Selected passage:
┌──

How can I reasonably ask my parents for more freedom?

I am18 years old. Currently, I am asked the same questions by my parents when I step out of the house as when I was14. The usual “where are you going, who are you with, when will you be home” questions. I am moving away in the fall for university and I know I will have complete and utter freedom, but I would like to experience a taste of it now, where I will have parents to go to if anything happens. However, I have talked to them calmly on the situation and am instantly shot down when I suggest having them not ask who I am with, or where I will be going (I have a cell). I loose my temper at their stubbornnessnand blow up, which is not helping my cause. They are reasonable with freedoms about dating, I am reluctant to test freedoms on drinking and drugs for fear of loosing what I have, and my cerfew is what I set it as, which is no problem. How can I approach them in a way where they will listen, and give real answers instead of ‘because I say so’ ones?

Answer #1

It is probably a habbit. Tell them that you have a friend and you may move in with them untill college. That normally works as they will make accomidations for you to stay at home.

Answer #2

Well, you’re 18 so technically you’re an adult. They can’t MAKE you answer them. But what I’ve always thought should be abided by is, “Their house, their rules.” So…yeah. But it’s only a couple more months till you leave, so it shouldn’t be too terrible, should it? If you tried talking to them already, I’m not really sure what all could be done…But good luck. :)

└──

Spatial annotation entries
┌──

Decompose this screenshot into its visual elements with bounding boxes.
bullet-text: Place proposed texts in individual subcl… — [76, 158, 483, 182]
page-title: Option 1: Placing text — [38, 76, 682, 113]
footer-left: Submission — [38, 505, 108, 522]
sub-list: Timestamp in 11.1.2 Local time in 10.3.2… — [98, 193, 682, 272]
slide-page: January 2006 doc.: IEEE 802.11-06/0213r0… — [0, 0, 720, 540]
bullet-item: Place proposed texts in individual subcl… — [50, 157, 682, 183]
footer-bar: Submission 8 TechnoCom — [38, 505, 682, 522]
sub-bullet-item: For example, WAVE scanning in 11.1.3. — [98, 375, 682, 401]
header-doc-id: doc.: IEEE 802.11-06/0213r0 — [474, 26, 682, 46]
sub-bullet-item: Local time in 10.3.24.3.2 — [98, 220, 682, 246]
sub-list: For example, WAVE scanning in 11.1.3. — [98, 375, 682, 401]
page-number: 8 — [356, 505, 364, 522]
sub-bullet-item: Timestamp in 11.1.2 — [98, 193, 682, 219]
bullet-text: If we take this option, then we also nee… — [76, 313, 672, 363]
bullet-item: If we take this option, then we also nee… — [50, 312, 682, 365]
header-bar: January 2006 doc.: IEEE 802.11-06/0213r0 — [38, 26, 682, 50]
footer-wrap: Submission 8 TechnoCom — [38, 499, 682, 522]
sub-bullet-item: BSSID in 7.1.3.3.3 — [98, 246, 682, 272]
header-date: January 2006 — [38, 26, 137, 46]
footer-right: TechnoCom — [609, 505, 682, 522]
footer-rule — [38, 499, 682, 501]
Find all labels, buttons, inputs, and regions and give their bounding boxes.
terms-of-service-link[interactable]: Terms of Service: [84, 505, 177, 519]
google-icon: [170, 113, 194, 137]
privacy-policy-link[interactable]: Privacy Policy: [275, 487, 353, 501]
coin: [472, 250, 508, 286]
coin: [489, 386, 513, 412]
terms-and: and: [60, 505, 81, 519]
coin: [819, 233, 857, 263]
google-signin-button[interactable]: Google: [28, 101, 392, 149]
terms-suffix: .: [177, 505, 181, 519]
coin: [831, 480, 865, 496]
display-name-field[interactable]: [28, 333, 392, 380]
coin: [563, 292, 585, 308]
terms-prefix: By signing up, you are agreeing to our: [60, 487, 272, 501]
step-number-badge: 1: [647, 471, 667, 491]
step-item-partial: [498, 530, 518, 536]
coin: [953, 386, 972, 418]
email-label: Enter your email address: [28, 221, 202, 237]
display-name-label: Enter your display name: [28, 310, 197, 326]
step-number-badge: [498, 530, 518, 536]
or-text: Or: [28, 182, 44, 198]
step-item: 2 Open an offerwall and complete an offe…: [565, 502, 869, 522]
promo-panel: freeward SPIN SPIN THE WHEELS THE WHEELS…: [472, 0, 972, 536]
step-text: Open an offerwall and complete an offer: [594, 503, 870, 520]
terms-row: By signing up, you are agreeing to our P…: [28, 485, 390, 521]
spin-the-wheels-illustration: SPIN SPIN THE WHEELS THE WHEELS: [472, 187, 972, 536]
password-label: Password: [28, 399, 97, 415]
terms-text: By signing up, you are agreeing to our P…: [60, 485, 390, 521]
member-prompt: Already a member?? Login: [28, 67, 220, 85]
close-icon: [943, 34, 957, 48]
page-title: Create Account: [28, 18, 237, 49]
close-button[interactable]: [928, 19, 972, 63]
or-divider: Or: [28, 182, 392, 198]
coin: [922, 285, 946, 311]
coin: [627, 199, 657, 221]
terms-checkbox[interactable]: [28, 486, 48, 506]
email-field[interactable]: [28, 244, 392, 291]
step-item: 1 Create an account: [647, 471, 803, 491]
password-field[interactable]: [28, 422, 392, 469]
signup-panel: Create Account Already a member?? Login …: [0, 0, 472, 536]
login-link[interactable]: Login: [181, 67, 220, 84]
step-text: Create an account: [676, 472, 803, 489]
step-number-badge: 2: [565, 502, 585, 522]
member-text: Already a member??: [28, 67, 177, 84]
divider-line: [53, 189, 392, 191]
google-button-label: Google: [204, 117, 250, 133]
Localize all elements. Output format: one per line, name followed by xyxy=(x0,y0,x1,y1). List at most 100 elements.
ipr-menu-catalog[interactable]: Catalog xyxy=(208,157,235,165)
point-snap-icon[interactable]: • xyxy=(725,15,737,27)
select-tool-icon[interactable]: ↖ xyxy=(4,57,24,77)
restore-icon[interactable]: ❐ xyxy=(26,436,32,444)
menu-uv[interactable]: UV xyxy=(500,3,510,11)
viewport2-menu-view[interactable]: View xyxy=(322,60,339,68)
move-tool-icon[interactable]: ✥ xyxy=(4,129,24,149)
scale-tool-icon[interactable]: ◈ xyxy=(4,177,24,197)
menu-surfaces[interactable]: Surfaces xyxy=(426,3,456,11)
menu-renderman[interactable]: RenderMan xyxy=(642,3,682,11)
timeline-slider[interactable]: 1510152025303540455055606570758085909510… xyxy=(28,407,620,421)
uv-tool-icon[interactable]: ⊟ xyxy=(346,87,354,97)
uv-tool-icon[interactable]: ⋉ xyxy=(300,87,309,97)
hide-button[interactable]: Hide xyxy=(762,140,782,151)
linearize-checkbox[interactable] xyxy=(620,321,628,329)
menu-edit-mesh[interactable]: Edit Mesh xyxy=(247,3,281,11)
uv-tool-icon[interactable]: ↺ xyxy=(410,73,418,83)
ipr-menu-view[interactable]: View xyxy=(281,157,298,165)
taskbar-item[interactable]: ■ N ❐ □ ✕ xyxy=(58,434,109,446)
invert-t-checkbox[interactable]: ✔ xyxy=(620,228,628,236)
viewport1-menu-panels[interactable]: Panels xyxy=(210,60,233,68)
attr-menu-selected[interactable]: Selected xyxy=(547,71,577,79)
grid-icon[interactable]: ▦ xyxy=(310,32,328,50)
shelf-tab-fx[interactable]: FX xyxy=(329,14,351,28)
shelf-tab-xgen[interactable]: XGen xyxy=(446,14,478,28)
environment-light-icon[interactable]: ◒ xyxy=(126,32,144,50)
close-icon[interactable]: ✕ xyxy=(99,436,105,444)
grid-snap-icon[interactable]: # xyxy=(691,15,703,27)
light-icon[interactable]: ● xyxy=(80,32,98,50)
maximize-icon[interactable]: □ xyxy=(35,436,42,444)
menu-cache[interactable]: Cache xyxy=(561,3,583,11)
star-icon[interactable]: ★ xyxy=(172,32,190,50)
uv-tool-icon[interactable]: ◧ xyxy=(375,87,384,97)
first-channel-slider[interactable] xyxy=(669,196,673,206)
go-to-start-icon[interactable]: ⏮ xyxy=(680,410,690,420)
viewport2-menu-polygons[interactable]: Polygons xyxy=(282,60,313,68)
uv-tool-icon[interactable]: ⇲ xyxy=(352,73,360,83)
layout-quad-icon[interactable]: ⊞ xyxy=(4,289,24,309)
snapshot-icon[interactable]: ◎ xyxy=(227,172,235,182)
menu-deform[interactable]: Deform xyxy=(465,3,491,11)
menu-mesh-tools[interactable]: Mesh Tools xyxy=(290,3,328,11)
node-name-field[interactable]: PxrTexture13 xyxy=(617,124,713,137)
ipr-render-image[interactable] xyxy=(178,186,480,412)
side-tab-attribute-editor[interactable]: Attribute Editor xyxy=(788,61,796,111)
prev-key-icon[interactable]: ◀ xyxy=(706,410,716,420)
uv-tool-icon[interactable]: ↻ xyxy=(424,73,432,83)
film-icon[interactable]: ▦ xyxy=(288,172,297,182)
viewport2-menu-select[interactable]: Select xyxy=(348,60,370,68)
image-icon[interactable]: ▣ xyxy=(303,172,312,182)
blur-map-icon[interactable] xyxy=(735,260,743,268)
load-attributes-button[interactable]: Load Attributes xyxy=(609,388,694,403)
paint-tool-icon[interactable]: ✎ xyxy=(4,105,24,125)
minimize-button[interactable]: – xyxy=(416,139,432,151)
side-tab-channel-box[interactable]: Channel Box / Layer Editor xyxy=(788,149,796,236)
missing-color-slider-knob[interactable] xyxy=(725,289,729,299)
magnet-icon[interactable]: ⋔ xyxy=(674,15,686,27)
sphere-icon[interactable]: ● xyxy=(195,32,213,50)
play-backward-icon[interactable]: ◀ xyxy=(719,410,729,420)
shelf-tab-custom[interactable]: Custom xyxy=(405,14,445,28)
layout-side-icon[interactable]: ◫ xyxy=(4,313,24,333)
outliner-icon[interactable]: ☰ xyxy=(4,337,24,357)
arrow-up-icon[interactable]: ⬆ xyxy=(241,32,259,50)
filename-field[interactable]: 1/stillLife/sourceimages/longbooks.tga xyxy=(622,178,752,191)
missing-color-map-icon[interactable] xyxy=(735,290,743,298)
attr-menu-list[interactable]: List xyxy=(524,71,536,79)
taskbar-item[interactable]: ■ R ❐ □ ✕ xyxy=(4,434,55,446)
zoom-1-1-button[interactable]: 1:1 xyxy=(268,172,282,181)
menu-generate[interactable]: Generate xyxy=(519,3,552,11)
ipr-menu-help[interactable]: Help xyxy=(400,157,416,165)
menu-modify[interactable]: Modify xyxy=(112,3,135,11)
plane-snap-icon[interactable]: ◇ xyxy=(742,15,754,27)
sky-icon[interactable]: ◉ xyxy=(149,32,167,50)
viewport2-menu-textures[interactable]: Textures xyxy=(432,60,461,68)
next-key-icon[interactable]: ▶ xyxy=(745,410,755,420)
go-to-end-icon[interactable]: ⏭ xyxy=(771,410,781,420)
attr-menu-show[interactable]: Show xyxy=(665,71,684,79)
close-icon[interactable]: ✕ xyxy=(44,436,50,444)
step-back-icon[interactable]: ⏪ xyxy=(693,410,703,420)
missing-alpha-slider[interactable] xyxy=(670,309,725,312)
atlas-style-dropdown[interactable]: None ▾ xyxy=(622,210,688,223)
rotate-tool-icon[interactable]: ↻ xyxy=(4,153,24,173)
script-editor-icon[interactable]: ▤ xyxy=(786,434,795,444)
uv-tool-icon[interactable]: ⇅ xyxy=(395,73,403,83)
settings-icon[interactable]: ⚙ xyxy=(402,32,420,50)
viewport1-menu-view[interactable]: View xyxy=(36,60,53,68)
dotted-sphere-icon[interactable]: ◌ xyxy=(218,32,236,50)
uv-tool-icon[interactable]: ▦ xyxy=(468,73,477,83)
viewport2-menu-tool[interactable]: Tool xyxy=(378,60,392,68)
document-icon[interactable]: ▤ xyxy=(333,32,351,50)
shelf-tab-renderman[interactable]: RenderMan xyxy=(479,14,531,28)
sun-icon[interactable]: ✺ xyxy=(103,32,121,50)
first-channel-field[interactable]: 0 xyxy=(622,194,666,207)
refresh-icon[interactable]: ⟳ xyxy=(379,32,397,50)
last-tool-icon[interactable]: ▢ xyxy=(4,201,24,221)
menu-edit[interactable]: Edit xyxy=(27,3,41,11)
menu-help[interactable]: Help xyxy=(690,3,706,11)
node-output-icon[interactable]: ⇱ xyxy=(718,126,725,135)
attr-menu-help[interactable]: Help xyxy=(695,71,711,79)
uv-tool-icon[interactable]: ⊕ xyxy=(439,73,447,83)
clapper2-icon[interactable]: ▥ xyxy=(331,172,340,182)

└──

What to produce: Copy the part of the advice thread that begins at the words "It is probably" and stops after "stay at home.", substituting "university" for "college".

Solution to this task:
It is probably a habbit. Tell them that you have a friend and you may move in with them untill university. That normally works as they will make accomidations for you to stay at home.